• [Exercise prompt]
Please transcribe the listing below in full and word for word, without its pictures.

Items from a figure collection

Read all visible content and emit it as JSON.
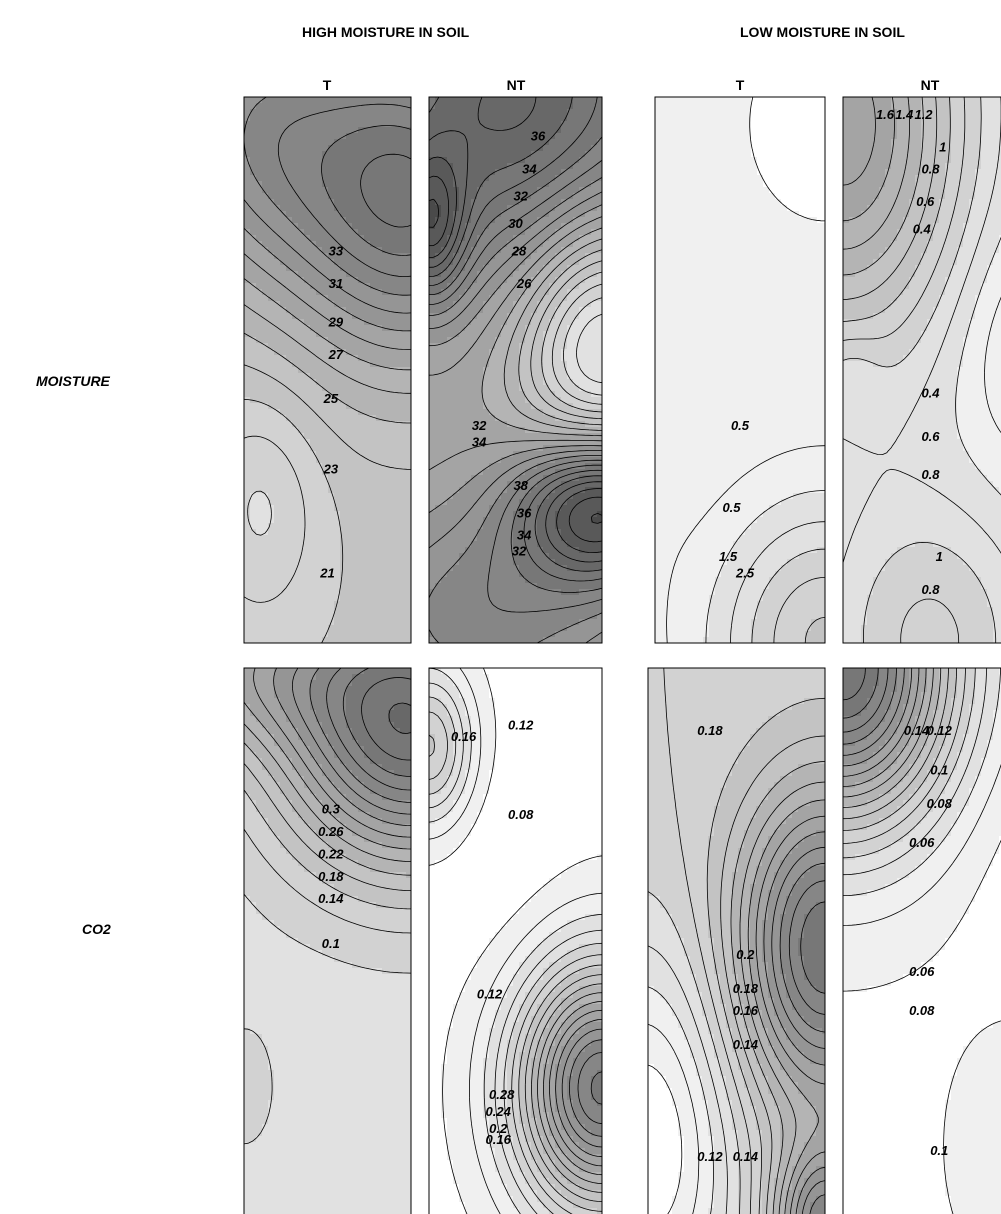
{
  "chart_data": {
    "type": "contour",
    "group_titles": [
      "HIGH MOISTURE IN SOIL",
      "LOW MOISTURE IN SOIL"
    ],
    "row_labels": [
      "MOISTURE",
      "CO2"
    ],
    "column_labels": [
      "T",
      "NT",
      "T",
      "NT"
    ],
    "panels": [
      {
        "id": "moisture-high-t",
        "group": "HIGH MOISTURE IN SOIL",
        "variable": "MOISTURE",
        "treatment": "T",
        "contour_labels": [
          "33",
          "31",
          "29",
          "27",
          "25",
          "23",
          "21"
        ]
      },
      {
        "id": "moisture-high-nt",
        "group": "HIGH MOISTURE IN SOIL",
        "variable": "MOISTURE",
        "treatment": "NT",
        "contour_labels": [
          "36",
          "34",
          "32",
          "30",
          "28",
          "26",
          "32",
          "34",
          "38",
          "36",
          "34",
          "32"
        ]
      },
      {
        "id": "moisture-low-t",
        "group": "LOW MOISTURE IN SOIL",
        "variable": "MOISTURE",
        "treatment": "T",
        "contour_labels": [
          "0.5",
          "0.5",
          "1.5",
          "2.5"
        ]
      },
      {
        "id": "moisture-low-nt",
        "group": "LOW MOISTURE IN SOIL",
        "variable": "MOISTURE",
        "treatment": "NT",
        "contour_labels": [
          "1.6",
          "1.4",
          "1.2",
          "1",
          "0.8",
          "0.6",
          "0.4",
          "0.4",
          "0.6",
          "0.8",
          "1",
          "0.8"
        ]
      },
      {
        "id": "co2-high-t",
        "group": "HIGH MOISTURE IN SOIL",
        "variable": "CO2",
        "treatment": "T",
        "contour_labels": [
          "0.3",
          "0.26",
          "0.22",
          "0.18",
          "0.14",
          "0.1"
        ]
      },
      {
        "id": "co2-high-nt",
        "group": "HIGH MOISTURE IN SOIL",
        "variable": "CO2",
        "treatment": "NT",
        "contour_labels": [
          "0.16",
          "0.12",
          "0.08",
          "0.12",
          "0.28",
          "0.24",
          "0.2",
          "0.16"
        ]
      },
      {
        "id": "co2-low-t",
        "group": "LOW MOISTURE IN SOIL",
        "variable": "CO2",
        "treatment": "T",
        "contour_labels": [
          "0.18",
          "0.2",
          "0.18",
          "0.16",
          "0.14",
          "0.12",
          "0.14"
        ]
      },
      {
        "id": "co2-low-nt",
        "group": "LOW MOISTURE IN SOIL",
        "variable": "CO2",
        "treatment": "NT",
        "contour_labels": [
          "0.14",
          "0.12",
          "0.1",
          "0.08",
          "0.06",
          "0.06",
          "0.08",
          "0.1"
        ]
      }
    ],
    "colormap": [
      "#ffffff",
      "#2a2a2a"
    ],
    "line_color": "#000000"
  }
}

• [Solution to this exercise]
Read all visible content and emit it as JSON.
{
  "chart_data": {
    "type": "contour",
    "group_titles": [
      "HIGH MOISTURE IN SOIL",
      "LOW MOISTURE IN SOIL"
    ],
    "row_labels": [
      "MOISTURE",
      "CO2"
    ],
    "column_labels": [
      "T",
      "NT",
      "T",
      "NT"
    ],
    "panels": [
      {
        "id": "moisture-high-t",
        "group": "HIGH MOISTURE IN SOIL",
        "variable": "MOISTURE",
        "treatment": "T",
        "contour_labels": [
          "33",
          "31",
          "29",
          "27",
          "25",
          "23",
          "21"
        ]
      },
      {
        "id": "moisture-high-nt",
        "group": "HIGH MOISTURE IN SOIL",
        "variable": "MOISTURE",
        "treatment": "NT",
        "contour_labels": [
          "36",
          "34",
          "32",
          "30",
          "28",
          "26",
          "32",
          "34",
          "38",
          "36",
          "34",
          "32"
        ]
      },
      {
        "id": "moisture-low-t",
        "group": "LOW MOISTURE IN SOIL",
        "variable": "MOISTURE",
        "treatment": "T",
        "contour_labels": [
          "0.5",
          "0.5",
          "1.5",
          "2.5"
        ]
      },
      {
        "id": "moisture-low-nt",
        "group": "LOW MOISTURE IN SOIL",
        "variable": "MOISTURE",
        "treatment": "NT",
        "contour_labels": [
          "1.6",
          "1.4",
          "1.2",
          "1",
          "0.8",
          "0.6",
          "0.4",
          "0.4",
          "0.6",
          "0.8",
          "1",
          "0.8"
        ]
      },
      {
        "id": "co2-high-t",
        "group": "HIGH MOISTURE IN SOIL",
        "variable": "CO2",
        "treatment": "T",
        "contour_labels": [
          "0.3",
          "0.26",
          "0.22",
          "0.18",
          "0.14",
          "0.1"
        ]
      },
      {
        "id": "co2-high-nt",
        "group": "HIGH MOISTURE IN SOIL",
        "variable": "CO2",
        "treatment": "NT",
        "contour_labels": [
          "0.16",
          "0.12",
          "0.08",
          "0.12",
          "0.28",
          "0.24",
          "0.2",
          "0.16"
        ]
      },
      {
        "id": "co2-low-t",
        "group": "LOW MOISTURE IN SOIL",
        "variable": "CO2",
        "treatment": "T",
        "contour_labels": [
          "0.18",
          "0.2",
          "0.18",
          "0.16",
          "0.14",
          "0.12",
          "0.14"
        ]
      },
      {
        "id": "co2-low-nt",
        "group": "LOW MOISTURE IN SOIL",
        "variable": "CO2",
        "treatment": "NT",
        "contour_labels": [
          "0.14",
          "0.12",
          "0.1",
          "0.08",
          "0.06",
          "0.06",
          "0.08",
          "0.1"
        ]
      }
    ],
    "colormap": [
      "#ffffff",
      "#2a2a2a"
    ],
    "line_color": "#000000"
  }
}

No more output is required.